Stored items
-- start --
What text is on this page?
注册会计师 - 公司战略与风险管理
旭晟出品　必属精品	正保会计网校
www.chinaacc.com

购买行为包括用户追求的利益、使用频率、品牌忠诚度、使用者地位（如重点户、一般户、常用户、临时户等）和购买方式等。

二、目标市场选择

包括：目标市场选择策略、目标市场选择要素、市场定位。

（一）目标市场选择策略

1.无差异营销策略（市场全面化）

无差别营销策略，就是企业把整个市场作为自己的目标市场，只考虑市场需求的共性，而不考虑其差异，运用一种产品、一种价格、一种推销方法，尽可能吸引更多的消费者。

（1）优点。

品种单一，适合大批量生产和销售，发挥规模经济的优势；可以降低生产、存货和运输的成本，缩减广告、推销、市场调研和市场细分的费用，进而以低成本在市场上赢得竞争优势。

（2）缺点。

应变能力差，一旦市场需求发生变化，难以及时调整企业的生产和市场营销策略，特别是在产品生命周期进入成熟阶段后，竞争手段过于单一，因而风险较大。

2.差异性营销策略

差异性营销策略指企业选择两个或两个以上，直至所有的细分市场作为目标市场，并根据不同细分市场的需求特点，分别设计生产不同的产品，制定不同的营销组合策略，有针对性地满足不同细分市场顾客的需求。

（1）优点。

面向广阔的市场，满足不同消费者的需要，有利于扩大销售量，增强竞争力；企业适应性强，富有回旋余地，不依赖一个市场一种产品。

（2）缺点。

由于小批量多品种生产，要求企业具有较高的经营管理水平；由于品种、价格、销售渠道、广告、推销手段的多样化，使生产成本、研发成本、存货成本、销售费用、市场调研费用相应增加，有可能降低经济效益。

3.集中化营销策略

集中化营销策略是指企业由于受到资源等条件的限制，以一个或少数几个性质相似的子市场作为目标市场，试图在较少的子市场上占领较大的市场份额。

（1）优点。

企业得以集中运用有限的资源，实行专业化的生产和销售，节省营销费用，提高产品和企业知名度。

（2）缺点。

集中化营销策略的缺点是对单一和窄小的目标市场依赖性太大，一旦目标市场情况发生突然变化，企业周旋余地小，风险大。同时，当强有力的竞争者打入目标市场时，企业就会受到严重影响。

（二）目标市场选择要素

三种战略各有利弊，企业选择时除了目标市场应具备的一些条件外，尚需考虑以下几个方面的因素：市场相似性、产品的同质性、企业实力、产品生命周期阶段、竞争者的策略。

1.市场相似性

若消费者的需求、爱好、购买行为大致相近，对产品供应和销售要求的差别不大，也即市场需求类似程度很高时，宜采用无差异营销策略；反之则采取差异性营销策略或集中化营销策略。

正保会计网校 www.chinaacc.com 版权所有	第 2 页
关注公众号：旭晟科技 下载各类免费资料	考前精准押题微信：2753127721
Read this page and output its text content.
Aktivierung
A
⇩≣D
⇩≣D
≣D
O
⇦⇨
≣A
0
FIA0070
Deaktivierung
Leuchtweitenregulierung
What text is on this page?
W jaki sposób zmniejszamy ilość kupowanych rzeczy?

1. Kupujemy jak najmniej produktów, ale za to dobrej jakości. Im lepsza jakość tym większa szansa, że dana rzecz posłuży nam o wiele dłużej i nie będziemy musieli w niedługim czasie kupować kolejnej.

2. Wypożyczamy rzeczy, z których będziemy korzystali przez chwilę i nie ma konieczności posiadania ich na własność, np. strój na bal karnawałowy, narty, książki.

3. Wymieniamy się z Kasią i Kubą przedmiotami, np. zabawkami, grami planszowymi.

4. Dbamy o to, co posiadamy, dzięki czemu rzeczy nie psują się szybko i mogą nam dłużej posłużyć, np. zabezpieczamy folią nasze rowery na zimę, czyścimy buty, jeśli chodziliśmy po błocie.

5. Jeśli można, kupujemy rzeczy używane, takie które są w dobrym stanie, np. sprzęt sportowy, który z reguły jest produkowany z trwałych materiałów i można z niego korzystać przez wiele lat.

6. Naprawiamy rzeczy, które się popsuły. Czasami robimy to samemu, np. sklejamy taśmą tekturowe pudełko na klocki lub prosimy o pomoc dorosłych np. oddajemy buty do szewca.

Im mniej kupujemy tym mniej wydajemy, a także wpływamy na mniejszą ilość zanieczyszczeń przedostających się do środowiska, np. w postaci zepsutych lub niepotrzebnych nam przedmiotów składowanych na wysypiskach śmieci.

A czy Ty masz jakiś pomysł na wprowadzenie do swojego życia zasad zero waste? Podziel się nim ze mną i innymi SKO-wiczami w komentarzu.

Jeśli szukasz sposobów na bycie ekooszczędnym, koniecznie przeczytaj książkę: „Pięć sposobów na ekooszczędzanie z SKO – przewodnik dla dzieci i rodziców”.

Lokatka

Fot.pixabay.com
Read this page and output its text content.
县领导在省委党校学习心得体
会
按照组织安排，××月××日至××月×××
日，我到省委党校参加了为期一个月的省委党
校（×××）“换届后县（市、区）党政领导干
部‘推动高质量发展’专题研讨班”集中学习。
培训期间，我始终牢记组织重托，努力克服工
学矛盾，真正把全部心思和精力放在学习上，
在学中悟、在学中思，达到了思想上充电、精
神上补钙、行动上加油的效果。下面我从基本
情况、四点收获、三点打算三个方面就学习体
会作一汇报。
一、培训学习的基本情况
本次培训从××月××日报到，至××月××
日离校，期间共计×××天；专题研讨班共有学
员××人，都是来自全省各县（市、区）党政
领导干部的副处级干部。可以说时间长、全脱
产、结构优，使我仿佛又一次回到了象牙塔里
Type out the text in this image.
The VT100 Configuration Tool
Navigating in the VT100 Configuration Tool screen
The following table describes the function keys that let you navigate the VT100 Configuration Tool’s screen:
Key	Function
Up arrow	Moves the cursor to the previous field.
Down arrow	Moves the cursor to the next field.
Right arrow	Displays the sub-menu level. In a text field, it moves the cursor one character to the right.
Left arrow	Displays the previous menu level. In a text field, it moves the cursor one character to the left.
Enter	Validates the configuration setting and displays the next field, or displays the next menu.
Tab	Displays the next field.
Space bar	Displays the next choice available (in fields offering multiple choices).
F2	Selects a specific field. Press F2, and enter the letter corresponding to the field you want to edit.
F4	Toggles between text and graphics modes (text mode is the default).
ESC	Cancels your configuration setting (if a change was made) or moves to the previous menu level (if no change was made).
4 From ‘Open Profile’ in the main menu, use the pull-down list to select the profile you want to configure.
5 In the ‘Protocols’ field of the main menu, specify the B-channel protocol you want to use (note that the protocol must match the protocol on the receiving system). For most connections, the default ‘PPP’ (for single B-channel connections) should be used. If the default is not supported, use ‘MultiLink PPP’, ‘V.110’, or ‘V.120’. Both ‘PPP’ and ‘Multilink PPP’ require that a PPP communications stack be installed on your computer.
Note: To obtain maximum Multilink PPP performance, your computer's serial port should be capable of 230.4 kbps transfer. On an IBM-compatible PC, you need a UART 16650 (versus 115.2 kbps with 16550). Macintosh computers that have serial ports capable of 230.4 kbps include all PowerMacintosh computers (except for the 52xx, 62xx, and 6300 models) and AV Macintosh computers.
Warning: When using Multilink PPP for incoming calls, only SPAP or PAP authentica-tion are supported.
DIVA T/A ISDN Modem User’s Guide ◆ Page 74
-- end --
DESCRIPTION OF THE TASK
Copy each line of the data above that holds "目标市场选择要素".

TASK OUTPUT
包括：目标市场选择策略、目标市场选择要素、市场定位。
（二）目标市场选择要素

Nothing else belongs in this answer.